— BEGIN —

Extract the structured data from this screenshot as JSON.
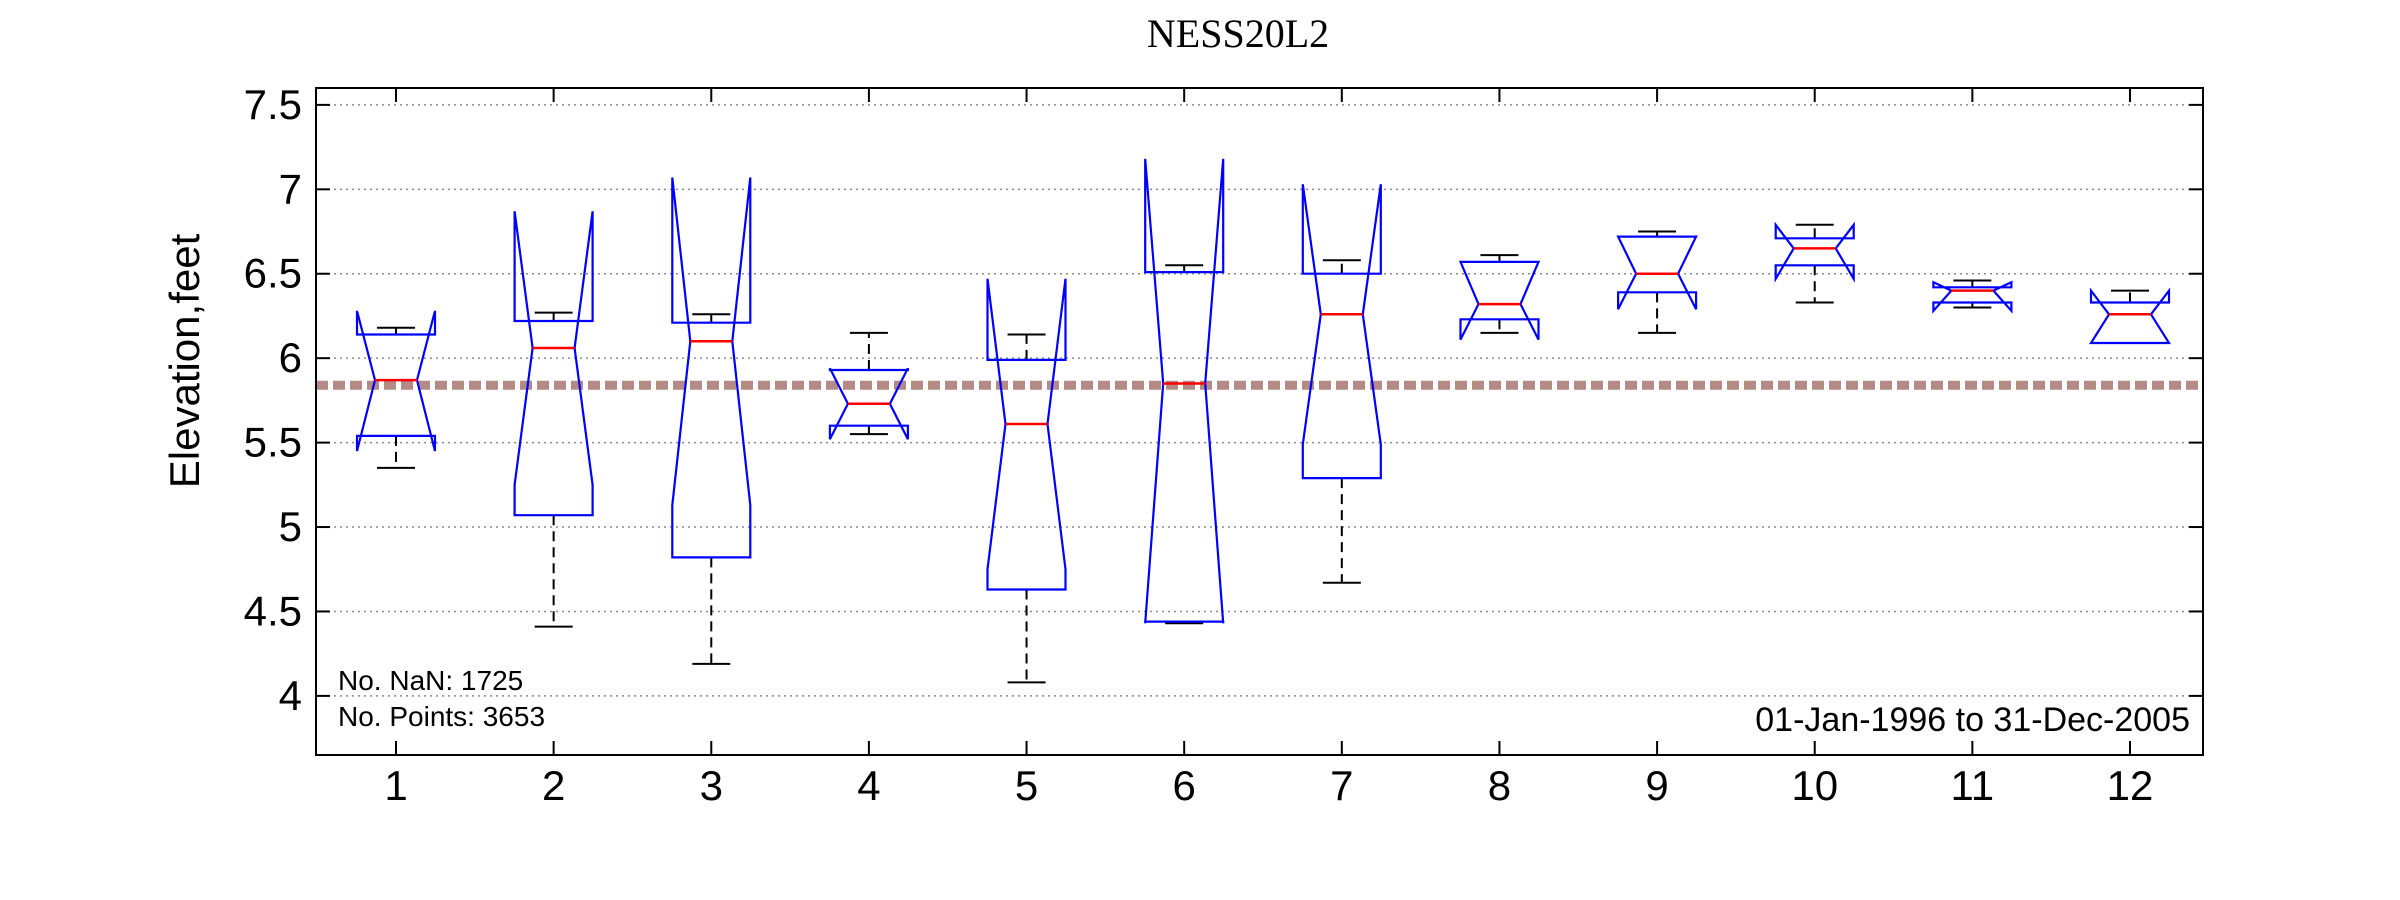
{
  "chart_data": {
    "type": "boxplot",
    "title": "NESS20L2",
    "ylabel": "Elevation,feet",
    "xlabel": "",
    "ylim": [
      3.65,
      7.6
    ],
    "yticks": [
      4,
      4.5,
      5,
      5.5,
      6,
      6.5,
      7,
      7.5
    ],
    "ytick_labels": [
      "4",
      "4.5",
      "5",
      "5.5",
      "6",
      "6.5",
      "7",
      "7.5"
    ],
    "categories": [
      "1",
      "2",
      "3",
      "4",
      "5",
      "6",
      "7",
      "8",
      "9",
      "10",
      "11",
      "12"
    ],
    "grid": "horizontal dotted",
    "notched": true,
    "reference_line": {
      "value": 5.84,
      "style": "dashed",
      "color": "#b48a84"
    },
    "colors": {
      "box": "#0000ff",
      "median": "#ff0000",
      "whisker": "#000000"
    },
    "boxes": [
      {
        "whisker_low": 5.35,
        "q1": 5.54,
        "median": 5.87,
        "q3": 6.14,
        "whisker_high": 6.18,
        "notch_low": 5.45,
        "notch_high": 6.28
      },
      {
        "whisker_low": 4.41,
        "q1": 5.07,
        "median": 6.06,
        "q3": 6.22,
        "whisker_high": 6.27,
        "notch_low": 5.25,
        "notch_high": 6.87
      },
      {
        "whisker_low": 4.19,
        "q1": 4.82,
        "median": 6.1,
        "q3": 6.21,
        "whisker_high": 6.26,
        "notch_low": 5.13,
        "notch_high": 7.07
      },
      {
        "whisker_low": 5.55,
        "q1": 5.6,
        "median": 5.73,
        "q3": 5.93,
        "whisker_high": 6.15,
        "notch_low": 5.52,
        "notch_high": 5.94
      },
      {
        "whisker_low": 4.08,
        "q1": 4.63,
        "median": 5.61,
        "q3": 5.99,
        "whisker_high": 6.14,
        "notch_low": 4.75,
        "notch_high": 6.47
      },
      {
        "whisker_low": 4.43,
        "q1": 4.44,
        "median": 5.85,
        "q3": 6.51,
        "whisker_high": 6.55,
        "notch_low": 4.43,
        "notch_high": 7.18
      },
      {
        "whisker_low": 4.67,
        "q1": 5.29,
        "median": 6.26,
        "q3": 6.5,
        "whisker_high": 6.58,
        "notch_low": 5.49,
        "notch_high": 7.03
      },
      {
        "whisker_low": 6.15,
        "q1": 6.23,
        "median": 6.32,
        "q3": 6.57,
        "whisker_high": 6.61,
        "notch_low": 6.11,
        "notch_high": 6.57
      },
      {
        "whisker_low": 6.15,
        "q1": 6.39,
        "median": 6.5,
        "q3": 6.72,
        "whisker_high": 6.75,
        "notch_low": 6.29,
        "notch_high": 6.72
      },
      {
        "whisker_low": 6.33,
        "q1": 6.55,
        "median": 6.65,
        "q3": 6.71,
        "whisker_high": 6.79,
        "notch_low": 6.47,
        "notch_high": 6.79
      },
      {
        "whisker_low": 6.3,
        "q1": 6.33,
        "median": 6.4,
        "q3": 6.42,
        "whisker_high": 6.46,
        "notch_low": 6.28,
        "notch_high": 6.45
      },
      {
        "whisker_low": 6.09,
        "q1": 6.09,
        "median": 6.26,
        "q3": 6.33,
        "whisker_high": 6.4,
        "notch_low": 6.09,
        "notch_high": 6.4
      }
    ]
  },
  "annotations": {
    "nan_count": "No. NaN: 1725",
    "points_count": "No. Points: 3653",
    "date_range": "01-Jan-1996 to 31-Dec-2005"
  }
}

— END —

> [Required task]: Repeat the listing in full and exactly. Leave any pictures out.

> [Written answer]:
Extract the structured data from this screenshot as JSON.
{
  "chart_data": {
    "type": "boxplot",
    "title": "NESS20L2",
    "ylabel": "Elevation,feet",
    "xlabel": "",
    "ylim": [
      3.65,
      7.6
    ],
    "yticks": [
      4,
      4.5,
      5,
      5.5,
      6,
      6.5,
      7,
      7.5
    ],
    "ytick_labels": [
      "4",
      "4.5",
      "5",
      "5.5",
      "6",
      "6.5",
      "7",
      "7.5"
    ],
    "categories": [
      "1",
      "2",
      "3",
      "4",
      "5",
      "6",
      "7",
      "8",
      "9",
      "10",
      "11",
      "12"
    ],
    "grid": "horizontal dotted",
    "notched": true,
    "reference_line": {
      "value": 5.84,
      "style": "dashed",
      "color": "#b48a84"
    },
    "colors": {
      "box": "#0000ff",
      "median": "#ff0000",
      "whisker": "#000000"
    },
    "boxes": [
      {
        "whisker_low": 5.35,
        "q1": 5.54,
        "median": 5.87,
        "q3": 6.14,
        "whisker_high": 6.18,
        "notch_low": 5.45,
        "notch_high": 6.28
      },
      {
        "whisker_low": 4.41,
        "q1": 5.07,
        "median": 6.06,
        "q3": 6.22,
        "whisker_high": 6.27,
        "notch_low": 5.25,
        "notch_high": 6.87
      },
      {
        "whisker_low": 4.19,
        "q1": 4.82,
        "median": 6.1,
        "q3": 6.21,
        "whisker_high": 6.26,
        "notch_low": 5.13,
        "notch_high": 7.07
      },
      {
        "whisker_low": 5.55,
        "q1": 5.6,
        "median": 5.73,
        "q3": 5.93,
        "whisker_high": 6.15,
        "notch_low": 5.52,
        "notch_high": 5.94
      },
      {
        "whisker_low": 4.08,
        "q1": 4.63,
        "median": 5.61,
        "q3": 5.99,
        "whisker_high": 6.14,
        "notch_low": 4.75,
        "notch_high": 6.47
      },
      {
        "whisker_low": 4.43,
        "q1": 4.44,
        "median": 5.85,
        "q3": 6.51,
        "whisker_high": 6.55,
        "notch_low": 4.43,
        "notch_high": 7.18
      },
      {
        "whisker_low": 4.67,
        "q1": 5.29,
        "median": 6.26,
        "q3": 6.5,
        "whisker_high": 6.58,
        "notch_low": 5.49,
        "notch_high": 7.03
      },
      {
        "whisker_low": 6.15,
        "q1": 6.23,
        "median": 6.32,
        "q3": 6.57,
        "whisker_high": 6.61,
        "notch_low": 6.11,
        "notch_high": 6.57
      },
      {
        "whisker_low": 6.15,
        "q1": 6.39,
        "median": 6.5,
        "q3": 6.72,
        "whisker_high": 6.75,
        "notch_low": 6.29,
        "notch_high": 6.72
      },
      {
        "whisker_low": 6.33,
        "q1": 6.55,
        "median": 6.65,
        "q3": 6.71,
        "whisker_high": 6.79,
        "notch_low": 6.47,
        "notch_high": 6.79
      },
      {
        "whisker_low": 6.3,
        "q1": 6.33,
        "median": 6.4,
        "q3": 6.42,
        "whisker_high": 6.46,
        "notch_low": 6.28,
        "notch_high": 6.45
      },
      {
        "whisker_low": 6.09,
        "q1": 6.09,
        "median": 6.26,
        "q3": 6.33,
        "whisker_high": 6.4,
        "notch_low": 6.09,
        "notch_high": 6.4
      }
    ]
  },
  "annotations": {
    "nan_count": "No. NaN: 1725",
    "points_count": "No. Points: 3653",
    "date_range": "01-Jan-1996 to 31-Dec-2005"
  }
}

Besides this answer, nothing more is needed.